GOAL:
Set out each line from the following listing that includes the word "seed".
____
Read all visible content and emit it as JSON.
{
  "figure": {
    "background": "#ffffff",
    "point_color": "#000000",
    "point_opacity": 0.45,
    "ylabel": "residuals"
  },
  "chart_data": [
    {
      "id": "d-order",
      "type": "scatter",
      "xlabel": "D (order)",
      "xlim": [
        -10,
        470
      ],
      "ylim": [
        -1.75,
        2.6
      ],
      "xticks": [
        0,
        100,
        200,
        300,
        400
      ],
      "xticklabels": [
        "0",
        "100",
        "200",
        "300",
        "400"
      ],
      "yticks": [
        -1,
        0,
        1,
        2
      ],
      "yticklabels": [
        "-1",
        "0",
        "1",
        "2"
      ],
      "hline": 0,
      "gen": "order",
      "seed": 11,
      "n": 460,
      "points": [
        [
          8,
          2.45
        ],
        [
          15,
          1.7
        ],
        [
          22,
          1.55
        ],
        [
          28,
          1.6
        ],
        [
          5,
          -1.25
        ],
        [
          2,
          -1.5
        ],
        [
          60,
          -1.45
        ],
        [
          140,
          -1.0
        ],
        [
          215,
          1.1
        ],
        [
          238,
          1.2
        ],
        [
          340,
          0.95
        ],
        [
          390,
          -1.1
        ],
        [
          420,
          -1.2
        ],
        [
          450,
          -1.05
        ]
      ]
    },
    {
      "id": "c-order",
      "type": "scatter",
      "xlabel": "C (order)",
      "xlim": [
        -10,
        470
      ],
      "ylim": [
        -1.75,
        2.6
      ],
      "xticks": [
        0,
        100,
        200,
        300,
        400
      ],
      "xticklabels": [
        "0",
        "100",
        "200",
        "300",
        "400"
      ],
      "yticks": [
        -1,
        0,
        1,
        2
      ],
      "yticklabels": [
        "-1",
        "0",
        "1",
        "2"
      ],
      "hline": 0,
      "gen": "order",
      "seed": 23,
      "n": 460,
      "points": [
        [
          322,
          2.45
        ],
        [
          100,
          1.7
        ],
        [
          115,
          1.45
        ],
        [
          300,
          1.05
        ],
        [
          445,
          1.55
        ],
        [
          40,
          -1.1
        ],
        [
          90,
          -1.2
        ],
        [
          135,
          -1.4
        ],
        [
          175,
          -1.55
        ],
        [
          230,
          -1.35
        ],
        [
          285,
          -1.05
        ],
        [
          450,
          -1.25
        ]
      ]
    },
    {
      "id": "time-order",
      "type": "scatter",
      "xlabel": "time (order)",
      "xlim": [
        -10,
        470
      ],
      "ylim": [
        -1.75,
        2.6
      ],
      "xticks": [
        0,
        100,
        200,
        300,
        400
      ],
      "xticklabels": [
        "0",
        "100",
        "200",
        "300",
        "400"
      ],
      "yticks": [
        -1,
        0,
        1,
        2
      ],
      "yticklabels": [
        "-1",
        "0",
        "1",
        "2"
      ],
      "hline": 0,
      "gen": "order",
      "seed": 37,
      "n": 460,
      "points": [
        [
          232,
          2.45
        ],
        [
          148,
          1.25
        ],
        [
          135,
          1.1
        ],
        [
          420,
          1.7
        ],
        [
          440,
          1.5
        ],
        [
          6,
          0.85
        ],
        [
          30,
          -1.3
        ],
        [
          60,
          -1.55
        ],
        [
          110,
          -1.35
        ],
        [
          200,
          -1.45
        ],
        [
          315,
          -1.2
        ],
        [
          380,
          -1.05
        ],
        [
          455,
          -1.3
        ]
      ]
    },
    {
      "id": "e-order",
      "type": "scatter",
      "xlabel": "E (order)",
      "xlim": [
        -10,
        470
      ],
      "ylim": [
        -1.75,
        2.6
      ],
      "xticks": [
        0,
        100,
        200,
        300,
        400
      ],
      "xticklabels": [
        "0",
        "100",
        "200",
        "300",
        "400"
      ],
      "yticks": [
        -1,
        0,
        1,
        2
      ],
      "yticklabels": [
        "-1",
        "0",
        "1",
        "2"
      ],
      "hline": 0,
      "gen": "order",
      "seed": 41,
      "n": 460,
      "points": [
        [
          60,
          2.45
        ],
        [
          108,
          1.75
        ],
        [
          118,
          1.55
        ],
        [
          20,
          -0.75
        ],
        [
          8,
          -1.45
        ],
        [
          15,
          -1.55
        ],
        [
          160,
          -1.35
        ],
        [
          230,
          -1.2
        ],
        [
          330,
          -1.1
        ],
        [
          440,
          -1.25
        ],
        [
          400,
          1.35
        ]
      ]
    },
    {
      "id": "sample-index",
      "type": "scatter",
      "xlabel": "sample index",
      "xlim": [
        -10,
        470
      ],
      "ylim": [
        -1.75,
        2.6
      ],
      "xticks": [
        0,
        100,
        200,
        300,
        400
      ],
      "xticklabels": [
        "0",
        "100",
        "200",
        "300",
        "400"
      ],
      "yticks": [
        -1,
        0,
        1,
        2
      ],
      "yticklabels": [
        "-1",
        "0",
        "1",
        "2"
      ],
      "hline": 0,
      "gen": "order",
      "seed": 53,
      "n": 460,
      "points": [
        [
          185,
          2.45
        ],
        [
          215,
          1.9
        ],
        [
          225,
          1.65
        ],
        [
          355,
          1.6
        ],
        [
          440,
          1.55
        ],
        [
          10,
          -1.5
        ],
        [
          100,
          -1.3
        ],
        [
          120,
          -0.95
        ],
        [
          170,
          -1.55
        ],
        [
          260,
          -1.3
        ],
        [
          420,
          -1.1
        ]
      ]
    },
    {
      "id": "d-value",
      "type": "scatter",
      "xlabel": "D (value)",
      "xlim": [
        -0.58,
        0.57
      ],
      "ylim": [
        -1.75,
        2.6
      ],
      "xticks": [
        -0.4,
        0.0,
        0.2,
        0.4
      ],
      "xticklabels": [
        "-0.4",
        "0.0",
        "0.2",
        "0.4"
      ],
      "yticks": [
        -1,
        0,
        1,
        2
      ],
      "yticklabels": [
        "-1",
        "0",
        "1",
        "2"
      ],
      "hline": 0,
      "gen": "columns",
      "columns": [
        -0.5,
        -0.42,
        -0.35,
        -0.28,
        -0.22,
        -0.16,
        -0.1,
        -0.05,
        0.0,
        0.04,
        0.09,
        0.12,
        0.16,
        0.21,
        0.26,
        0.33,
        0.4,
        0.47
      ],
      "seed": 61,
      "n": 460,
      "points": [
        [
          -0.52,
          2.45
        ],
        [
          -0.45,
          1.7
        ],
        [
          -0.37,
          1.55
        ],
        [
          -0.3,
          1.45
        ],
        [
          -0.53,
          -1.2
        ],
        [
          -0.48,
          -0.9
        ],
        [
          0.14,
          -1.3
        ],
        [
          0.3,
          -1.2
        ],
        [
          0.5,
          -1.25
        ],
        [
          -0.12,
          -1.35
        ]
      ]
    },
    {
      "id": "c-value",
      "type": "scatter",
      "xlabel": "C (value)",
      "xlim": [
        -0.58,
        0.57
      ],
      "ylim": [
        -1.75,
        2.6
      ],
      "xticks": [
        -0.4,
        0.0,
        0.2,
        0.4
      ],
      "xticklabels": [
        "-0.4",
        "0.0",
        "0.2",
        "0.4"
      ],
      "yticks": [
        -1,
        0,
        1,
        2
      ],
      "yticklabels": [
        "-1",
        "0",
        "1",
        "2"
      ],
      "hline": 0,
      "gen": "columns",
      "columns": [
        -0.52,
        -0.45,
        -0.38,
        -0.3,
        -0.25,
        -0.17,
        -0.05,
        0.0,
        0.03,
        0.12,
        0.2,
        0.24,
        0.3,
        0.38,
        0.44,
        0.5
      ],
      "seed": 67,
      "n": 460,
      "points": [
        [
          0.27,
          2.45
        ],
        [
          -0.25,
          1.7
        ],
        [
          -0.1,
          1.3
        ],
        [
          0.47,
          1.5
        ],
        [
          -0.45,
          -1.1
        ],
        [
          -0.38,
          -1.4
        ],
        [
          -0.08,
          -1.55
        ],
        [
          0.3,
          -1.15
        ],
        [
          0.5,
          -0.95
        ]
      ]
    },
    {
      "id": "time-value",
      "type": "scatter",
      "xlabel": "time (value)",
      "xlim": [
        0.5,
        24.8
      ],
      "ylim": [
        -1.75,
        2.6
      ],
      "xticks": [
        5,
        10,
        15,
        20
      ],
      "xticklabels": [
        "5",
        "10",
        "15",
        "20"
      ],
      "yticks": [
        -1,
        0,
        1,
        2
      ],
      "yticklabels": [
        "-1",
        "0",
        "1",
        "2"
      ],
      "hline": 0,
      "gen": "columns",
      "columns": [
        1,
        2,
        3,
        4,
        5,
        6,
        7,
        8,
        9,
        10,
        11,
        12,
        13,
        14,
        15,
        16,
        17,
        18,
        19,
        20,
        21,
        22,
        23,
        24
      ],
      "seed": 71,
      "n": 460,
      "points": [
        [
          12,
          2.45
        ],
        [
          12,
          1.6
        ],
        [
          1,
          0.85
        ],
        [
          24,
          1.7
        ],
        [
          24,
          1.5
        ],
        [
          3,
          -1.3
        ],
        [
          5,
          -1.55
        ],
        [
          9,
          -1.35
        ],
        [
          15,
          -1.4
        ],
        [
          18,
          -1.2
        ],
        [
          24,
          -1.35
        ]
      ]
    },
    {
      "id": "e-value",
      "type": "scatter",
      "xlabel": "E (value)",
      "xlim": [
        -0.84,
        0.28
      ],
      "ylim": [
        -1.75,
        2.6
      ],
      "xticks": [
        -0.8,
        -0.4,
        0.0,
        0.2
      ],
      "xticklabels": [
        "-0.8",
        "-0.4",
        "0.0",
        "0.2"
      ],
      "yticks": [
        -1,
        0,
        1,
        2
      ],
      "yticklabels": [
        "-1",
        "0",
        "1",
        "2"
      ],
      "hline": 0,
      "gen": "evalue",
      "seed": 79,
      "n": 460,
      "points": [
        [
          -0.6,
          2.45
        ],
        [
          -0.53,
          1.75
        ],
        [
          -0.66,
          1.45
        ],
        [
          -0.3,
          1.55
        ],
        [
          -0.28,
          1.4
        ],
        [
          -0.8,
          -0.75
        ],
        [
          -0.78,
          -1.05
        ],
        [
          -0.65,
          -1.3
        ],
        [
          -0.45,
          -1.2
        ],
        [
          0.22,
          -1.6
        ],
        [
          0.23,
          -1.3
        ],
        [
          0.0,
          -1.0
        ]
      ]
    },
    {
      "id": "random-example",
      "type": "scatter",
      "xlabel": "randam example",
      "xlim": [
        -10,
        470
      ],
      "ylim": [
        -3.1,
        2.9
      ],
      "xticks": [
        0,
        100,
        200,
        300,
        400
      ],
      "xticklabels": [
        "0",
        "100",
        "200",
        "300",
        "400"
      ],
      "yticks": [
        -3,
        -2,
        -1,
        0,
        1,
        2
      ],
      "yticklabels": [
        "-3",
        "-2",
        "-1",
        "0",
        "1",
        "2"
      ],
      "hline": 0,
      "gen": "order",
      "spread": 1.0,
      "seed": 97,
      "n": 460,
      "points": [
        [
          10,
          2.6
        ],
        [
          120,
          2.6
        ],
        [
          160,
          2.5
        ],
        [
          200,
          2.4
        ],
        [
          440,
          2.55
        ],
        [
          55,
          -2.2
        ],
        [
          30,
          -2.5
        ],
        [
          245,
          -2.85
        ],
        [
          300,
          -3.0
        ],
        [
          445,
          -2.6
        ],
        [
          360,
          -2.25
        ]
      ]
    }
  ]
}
____
RESULT OF THIS EXERCISE:
      "seed": 11,
      "seed": 23,
      "seed": 37,
      "seed": 41,
      "seed": 53,
      "seed": 61,
      "seed": 67,
      "seed": 71,
      "seed": 79,
      "seed": 97,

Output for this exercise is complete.